▼

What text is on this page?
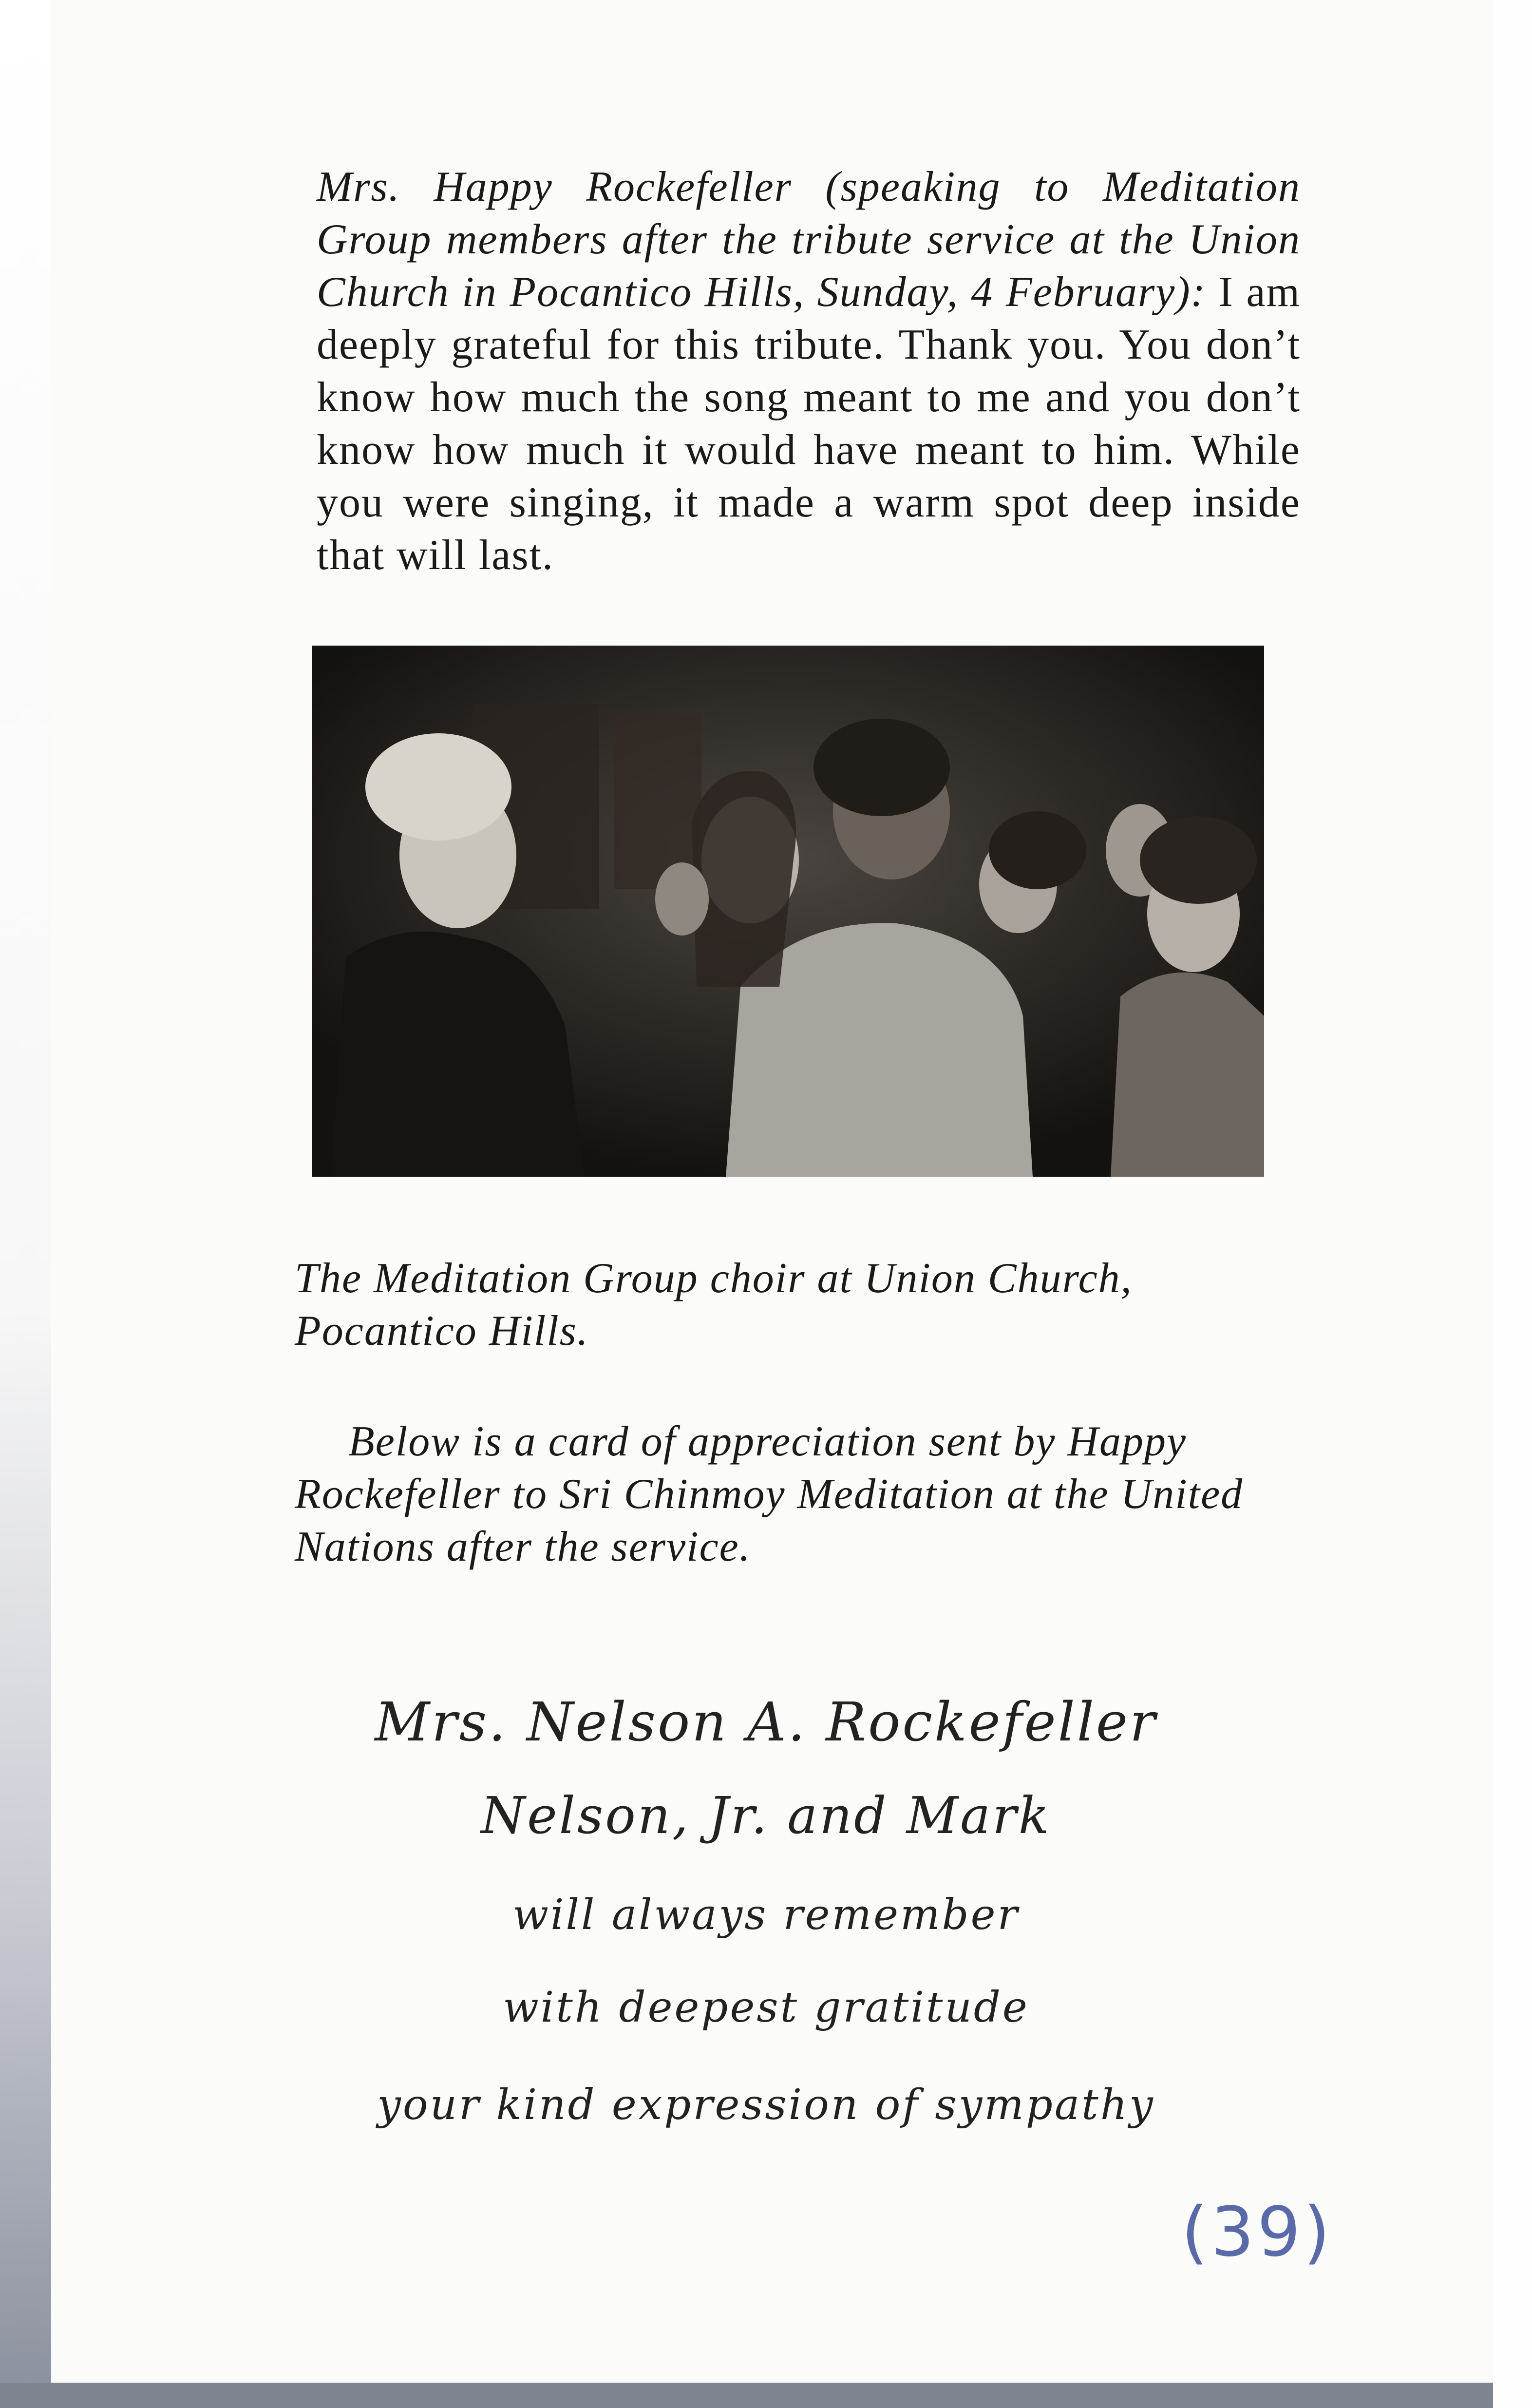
Mrs. Happy Rockefeller (speaking to Meditation Group members after the tribute service at the Union Church in Pocantico Hills, Sunday, 4 February): I am deeply grateful for this tribute. Thank you. You don’t know how much the song meant to me and you don’t know how much it would have meant to him. While you were singing, it made a warm spot deep inside that will last.

The Meditation Group choir at Union Church, Pocantico Hills.

Below is a card of appreciation sent by Happy Rockefeller to Sri Chinmoy Meditation at the United Nations after the service.

Mrs. Nelson A. Rockefeller
Nelson, Jr. and Mark
will always remember
with deepest gratitude
your kind expression of sympathy
(39)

▲

• **What you will do**: Select all lines in the listing above where the word "after" appears, and show them.

• **Solution for this exercise**:
Mrs. Happy Rockefeller (speaking to Meditation Group members after the tribute service at the Union Church in Pocantico Hills, Sunday, 4 February): I am deeply grateful for this tribute. Thank you. You don’t know how much the song meant to me and you don’t know how much it would have meant to him. While you were singing, it made a warm spot deep inside that will last.
Below is a card of appreciation sent by Happy Rockefeller to Sri Chinmoy Meditation at the United Nations after the service.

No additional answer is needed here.